**What is being asked**
Exactly reproduce each record listed below.

**Records for this exercise**
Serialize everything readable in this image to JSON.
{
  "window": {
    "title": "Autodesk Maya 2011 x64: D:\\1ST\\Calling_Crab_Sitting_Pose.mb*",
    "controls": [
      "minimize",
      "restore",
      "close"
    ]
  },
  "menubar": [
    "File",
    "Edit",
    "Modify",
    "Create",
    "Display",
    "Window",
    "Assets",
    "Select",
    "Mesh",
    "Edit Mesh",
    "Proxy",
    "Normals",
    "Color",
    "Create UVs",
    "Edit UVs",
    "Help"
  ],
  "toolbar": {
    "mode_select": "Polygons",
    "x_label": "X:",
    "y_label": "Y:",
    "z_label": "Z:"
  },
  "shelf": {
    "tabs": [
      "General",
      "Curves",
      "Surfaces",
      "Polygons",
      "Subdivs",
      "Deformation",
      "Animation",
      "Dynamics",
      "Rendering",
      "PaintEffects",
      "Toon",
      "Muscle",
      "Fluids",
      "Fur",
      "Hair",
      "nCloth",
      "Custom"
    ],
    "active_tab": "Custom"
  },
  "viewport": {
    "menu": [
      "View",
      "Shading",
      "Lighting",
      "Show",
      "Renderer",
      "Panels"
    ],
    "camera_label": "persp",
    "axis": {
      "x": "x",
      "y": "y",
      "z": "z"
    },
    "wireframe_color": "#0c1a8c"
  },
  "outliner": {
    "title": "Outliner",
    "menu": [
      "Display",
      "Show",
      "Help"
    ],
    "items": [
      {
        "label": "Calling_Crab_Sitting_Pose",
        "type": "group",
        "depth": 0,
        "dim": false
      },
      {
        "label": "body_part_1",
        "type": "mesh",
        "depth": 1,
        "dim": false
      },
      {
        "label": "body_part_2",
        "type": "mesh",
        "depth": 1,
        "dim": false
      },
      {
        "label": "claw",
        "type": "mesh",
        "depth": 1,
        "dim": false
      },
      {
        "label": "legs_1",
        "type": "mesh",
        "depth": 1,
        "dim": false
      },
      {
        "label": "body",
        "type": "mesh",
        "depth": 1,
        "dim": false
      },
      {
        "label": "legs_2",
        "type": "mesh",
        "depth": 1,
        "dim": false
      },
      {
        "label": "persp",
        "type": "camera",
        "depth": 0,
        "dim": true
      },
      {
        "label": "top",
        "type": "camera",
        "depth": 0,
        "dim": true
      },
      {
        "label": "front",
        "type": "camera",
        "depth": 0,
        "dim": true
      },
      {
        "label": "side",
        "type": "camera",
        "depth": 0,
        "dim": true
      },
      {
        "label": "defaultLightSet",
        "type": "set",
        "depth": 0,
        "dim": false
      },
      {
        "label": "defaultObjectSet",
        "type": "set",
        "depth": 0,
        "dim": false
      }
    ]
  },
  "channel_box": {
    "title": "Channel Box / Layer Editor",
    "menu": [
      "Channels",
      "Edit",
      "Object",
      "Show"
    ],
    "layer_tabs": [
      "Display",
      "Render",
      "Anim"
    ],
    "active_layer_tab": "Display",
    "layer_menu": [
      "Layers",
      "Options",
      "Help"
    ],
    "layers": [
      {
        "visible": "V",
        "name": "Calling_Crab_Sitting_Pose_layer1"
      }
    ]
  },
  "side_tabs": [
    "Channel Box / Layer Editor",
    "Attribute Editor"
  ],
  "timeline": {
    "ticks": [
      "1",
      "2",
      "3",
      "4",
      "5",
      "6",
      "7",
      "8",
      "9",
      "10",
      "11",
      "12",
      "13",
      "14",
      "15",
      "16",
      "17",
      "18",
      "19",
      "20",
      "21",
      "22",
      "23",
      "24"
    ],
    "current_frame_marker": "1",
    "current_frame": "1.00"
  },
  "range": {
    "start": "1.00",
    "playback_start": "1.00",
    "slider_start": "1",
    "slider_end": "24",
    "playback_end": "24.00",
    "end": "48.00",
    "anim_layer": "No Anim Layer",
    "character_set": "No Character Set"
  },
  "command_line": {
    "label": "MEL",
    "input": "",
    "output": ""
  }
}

**Result of this exercise**
Serialize everything readable in this image to JSON.
{
  "window": {
    "title": "Autodesk Maya 2011 x64: D:\\1ST\\Calling_Crab_Sitting_Pose.mb*",
    "controls": [
      "minimize",
      "restore",
      "close"
    ]
  },
  "menubar": [
    "File",
    "Edit",
    "Modify",
    "Create",
    "Display",
    "Window",
    "Assets",
    "Select",
    "Mesh",
    "Edit Mesh",
    "Proxy",
    "Normals",
    "Color",
    "Create UVs",
    "Edit UVs",
    "Help"
  ],
  "toolbar": {
    "mode_select": "Polygons",
    "x_label": "X:",
    "y_label": "Y:",
    "z_label": "Z:"
  },
  "shelf": {
    "tabs": [
      "General",
      "Curves",
      "Surfaces",
      "Polygons",
      "Subdivs",
      "Deformation",
      "Animation",
      "Dynamics",
      "Rendering",
      "PaintEffects",
      "Toon",
      "Muscle",
      "Fluids",
      "Fur",
      "Hair",
      "nCloth",
      "Custom"
    ],
    "active_tab": "Custom"
  },
  "viewport": {
    "menu": [
      "View",
      "Shading",
      "Lighting",
      "Show",
      "Renderer",
      "Panels"
    ],
    "camera_label": "persp",
    "axis": {
      "x": "x",
      "y": "y",
      "z": "z"
    },
    "wireframe_color": "#0c1a8c"
  },
  "outliner": {
    "title": "Outliner",
    "menu": [
      "Display",
      "Show",
      "Help"
    ],
    "items": [
      {
        "label": "Calling_Crab_Sitting_Pose",
        "type": "group",
        "depth": 0,
        "dim": false
      },
      {
        "label": "body_part_1",
        "type": "mesh",
        "depth": 1,
        "dim": false
      },
      {
        "label": "body_part_2",
        "type": "mesh",
        "depth": 1,
        "dim": false
      },
      {
        "label": "claw",
        "type": "mesh",
        "depth": 1,
        "dim": false
      },
      {
        "label": "legs_1",
        "type": "mesh",
        "depth": 1,
        "dim": false
      },
      {
        "label": "body",
        "type": "mesh",
        "depth": 1,
        "dim": false
      },
      {
        "label": "legs_2",
        "type": "mesh",
        "depth": 1,
        "dim": false
      },
      {
        "label": "persp",
        "type": "camera",
        "depth": 0,
        "dim": true
      },
      {
        "label": "top",
        "type": "camera",
        "depth": 0,
        "dim": true
      },
      {
        "label": "front",
        "type": "camera",
        "depth": 0,
        "dim": true
      },
      {
        "label": "side",
        "type": "camera",
        "depth": 0,
        "dim": true
      },
      {
        "label": "defaultLightSet",
        "type": "set",
        "depth": 0,
        "dim": false
      },
      {
        "label": "defaultObjectSet",
        "type": "set",
        "depth": 0,
        "dim": false
      }
    ]
  },
  "channel_box": {
    "title": "Channel Box / Layer Editor",
    "menu": [
      "Channels",
      "Edit",
      "Object",
      "Show"
    ],
    "layer_tabs": [
      "Display",
      "Render",
      "Anim"
    ],
    "active_layer_tab": "Display",
    "layer_menu": [
      "Layers",
      "Options",
      "Help"
    ],
    "layers": [
      {
        "visible": "V",
        "name": "Calling_Crab_Sitting_Pose_layer1"
      }
    ]
  },
  "side_tabs": [
    "Channel Box / Layer Editor",
    "Attribute Editor"
  ],
  "timeline": {
    "ticks": [
      "1",
      "2",
      "3",
      "4",
      "5",
      "6",
      "7",
      "8",
      "9",
      "10",
      "11",
      "12",
      "13",
      "14",
      "15",
      "16",
      "17",
      "18",
      "19",
      "20",
      "21",
      "22",
      "23",
      "24"
    ],
    "current_frame_marker": "1",
    "current_frame": "1.00"
  },
  "range": {
    "start": "1.00",
    "playback_start": "1.00",
    "slider_start": "1",
    "slider_end": "24",
    "playback_end": "24.00",
    "end": "48.00",
    "anim_layer": "No Anim Layer",
    "character_set": "No Character Set"
  },
  "command_line": {
    "label": "MEL",
    "input": "",
    "output": ""
  }
}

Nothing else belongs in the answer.